Layout records
--------------------

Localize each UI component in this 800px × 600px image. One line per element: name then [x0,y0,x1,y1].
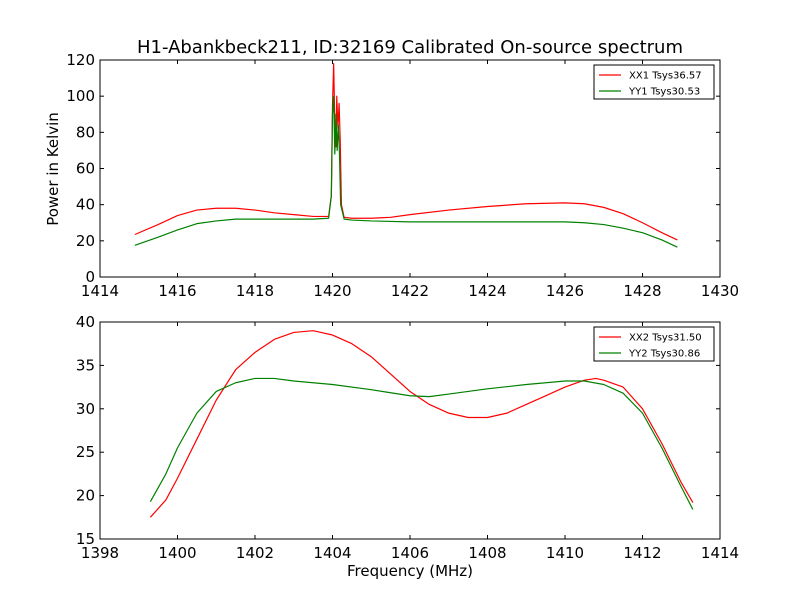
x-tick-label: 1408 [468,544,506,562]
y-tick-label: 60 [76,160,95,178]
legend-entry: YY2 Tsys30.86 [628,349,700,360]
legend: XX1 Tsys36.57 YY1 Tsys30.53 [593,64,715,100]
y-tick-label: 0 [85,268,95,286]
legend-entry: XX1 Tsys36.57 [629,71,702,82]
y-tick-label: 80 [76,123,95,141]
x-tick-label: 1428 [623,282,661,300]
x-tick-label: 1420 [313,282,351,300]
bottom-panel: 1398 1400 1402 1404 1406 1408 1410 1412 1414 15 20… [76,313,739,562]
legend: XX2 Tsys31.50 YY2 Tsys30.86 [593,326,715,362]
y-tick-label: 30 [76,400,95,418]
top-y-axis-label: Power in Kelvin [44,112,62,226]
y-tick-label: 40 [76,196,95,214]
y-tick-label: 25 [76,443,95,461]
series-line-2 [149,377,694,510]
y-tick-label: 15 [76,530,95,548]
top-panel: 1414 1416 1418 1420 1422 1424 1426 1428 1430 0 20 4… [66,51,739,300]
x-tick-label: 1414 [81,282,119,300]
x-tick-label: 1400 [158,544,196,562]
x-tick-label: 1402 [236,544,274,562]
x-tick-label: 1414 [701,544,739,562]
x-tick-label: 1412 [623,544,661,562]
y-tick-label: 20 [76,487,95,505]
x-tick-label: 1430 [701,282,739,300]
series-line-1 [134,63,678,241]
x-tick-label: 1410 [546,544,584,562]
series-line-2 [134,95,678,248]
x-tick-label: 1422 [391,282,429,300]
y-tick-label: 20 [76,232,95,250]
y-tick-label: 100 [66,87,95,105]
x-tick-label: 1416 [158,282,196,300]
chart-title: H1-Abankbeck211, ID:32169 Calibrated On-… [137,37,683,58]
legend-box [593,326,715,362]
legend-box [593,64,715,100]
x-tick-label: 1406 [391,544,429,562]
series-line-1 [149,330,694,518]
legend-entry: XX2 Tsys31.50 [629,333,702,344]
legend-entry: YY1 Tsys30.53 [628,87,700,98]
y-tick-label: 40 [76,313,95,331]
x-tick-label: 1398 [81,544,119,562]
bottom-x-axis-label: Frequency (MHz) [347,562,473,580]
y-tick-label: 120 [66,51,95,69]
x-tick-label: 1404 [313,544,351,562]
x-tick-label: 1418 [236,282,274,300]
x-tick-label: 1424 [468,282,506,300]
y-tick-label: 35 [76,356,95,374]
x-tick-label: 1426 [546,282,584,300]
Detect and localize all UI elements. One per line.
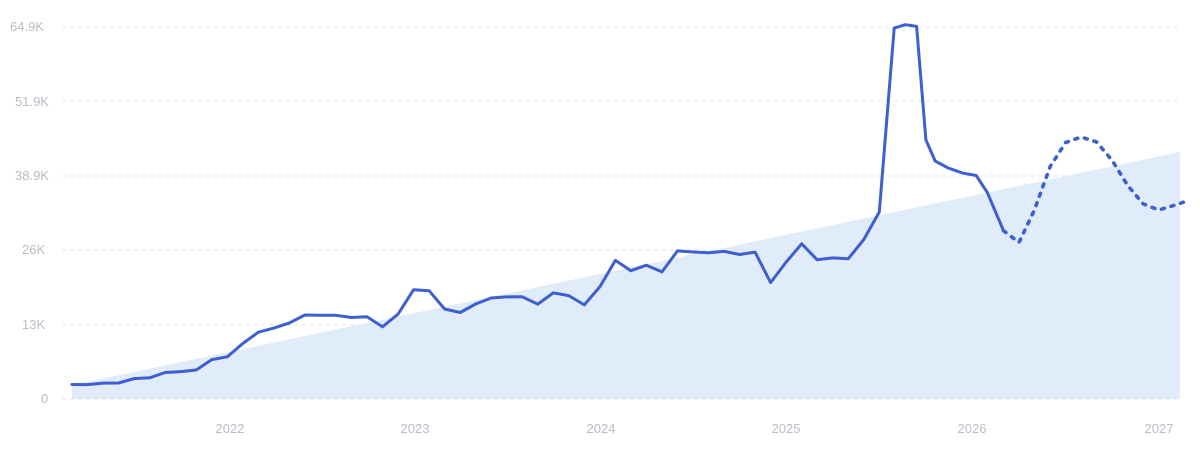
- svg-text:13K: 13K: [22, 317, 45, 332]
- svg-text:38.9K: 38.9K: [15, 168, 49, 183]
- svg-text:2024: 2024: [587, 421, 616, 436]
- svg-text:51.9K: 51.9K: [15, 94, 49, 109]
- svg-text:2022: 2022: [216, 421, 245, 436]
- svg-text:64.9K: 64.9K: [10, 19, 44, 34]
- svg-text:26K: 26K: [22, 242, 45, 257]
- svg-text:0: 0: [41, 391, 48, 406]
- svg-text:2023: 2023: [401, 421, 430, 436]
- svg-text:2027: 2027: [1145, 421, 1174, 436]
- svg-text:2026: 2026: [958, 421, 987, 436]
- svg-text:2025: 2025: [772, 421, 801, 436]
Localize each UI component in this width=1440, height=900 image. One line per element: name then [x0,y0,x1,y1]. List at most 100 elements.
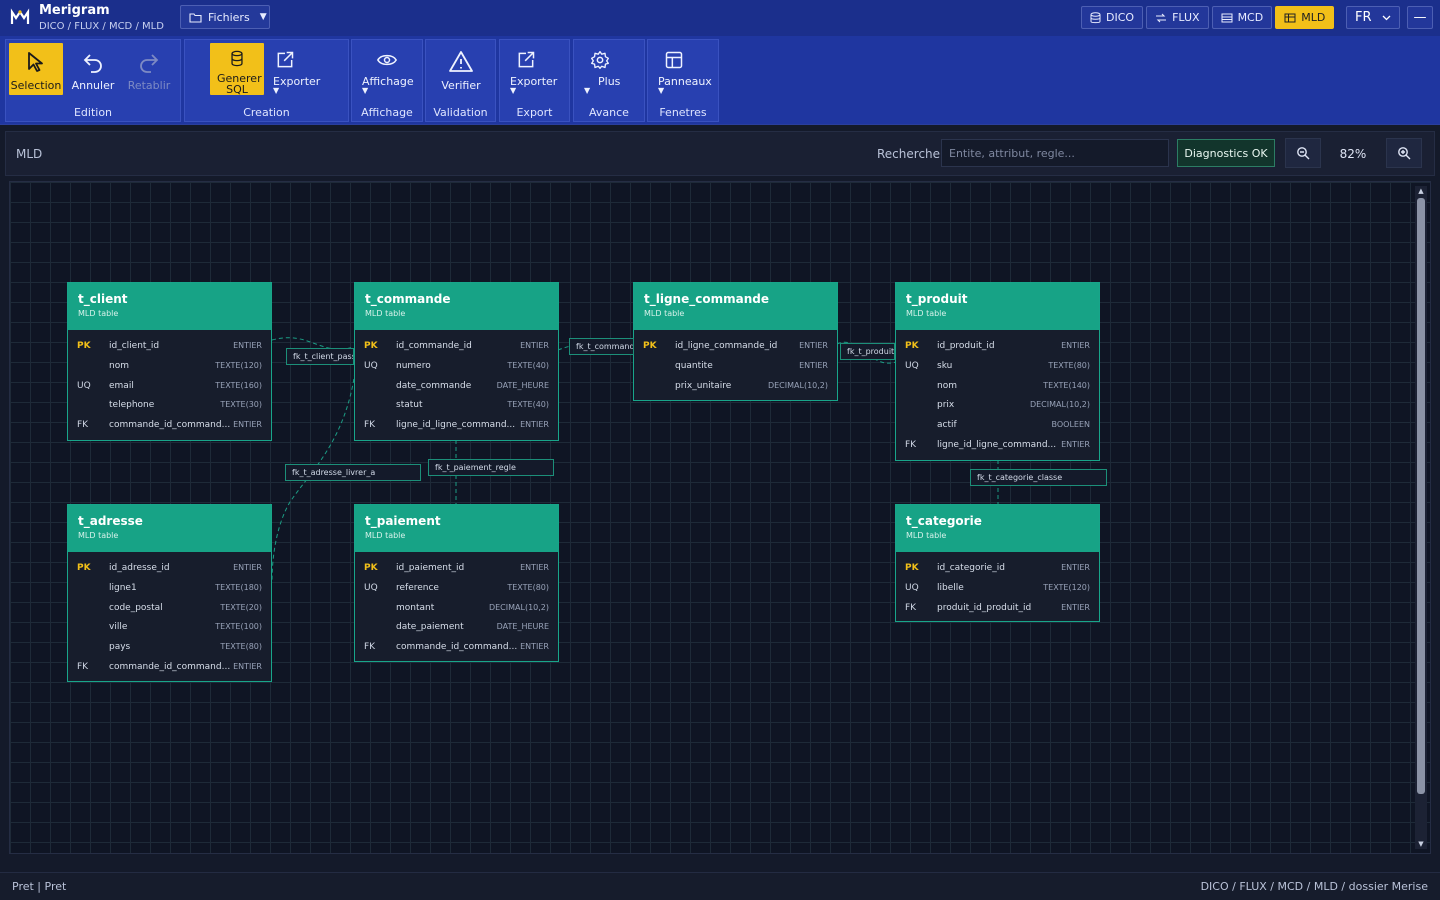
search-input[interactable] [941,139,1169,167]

--------------------

■ Exercise details ■
Which lines of the data above contain the string "text"? Collect every such line, treating uppercase and lowercase as different.

■ Written solution ■
- svg-text:13K: 13K: [22, 317, 45, 332]
- svg-text:38.9K: 38.9K: [15, 168, 49, 183]
- svg-text:2024: 2024: [587, 421, 616, 436]
- svg-text:51.9K: 51.9K: [15, 94, 49, 109]
- svg-text:2022: 2022: [216, 421, 245, 436]
- svg-text:64.9K: 64.9K: [10, 19, 44, 34]
- svg-text:26K: 26K: [22, 242, 45, 257]
- svg-text:0: 0: [41, 391, 48, 406]
- svg-text:2023: 2023: [401, 421, 430, 436]
- svg-text:2027: 2027: [1145, 421, 1174, 436]
- svg-text:2026: 2026: [958, 421, 987, 436]
- svg-text:2025: 2025: [772, 421, 801, 436]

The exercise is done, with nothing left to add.